What you should do:
Every line that contains the word "pressure" should be copied.

+++ Records for this task +++

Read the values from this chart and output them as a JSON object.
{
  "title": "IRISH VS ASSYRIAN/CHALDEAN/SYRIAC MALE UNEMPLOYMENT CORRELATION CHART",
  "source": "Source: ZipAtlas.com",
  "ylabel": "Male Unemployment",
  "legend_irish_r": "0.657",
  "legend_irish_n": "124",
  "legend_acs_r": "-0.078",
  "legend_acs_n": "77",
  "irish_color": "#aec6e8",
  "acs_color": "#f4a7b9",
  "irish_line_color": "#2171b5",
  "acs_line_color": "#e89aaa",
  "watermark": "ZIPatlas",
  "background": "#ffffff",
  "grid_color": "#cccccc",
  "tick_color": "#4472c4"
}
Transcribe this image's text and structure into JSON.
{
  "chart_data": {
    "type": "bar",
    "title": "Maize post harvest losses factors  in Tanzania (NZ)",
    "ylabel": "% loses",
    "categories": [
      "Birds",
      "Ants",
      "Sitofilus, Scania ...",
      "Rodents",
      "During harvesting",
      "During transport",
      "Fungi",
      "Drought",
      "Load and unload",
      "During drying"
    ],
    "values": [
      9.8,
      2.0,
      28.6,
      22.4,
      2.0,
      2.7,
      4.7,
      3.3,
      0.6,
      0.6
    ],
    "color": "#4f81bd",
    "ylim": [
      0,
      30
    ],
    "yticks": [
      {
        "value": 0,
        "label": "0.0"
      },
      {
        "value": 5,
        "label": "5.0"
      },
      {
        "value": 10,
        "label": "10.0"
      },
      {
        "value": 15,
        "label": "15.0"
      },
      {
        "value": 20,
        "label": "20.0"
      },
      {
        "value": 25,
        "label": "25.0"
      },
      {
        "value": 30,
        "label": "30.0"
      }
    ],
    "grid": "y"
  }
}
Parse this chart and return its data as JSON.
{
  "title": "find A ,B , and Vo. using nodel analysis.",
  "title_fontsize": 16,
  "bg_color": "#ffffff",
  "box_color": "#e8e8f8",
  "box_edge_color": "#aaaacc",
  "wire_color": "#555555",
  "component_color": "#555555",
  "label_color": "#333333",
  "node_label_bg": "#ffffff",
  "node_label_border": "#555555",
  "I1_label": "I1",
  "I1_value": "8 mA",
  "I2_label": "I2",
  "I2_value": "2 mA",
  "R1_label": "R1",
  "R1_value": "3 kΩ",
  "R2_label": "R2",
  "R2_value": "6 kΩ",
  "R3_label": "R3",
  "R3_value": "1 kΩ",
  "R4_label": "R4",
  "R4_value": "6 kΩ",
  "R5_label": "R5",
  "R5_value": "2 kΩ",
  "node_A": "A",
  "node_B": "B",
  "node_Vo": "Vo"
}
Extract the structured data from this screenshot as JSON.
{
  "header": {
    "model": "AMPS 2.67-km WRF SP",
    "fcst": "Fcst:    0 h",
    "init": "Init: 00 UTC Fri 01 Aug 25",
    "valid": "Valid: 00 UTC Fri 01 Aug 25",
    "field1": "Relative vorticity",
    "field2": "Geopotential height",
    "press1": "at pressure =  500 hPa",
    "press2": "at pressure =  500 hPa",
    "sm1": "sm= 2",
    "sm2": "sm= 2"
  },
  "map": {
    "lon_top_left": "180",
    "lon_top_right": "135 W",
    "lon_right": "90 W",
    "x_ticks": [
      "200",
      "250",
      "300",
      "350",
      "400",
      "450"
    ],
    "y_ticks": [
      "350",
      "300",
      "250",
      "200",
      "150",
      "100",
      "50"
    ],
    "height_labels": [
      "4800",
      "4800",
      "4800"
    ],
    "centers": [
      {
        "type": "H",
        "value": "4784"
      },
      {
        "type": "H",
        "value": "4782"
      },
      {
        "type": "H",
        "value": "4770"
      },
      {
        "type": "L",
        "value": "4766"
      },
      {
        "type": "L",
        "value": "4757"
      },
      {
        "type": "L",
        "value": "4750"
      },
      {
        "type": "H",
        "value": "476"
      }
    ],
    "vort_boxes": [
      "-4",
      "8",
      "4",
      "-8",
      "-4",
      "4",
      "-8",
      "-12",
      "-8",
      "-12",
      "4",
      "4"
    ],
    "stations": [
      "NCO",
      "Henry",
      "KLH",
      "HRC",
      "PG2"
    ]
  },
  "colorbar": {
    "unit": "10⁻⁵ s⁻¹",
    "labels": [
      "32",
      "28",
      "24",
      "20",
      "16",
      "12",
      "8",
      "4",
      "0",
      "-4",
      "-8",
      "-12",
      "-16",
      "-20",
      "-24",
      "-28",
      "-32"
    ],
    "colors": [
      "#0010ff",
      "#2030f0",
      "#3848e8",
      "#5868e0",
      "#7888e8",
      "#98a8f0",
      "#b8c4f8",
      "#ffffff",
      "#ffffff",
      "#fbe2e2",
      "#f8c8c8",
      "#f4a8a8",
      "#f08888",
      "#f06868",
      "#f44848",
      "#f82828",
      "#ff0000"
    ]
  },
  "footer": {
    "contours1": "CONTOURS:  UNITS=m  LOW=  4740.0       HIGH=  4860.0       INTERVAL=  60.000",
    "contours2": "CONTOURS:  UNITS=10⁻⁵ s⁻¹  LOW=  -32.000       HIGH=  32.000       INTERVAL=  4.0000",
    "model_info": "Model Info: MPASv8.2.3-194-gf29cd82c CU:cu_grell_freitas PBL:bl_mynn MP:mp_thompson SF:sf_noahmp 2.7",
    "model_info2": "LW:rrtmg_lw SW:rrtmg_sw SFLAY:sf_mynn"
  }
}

+++

Finished exercise:
    "press1": "at pressure =  500 hPa",
    "press2": "at pressure =  500 hPa",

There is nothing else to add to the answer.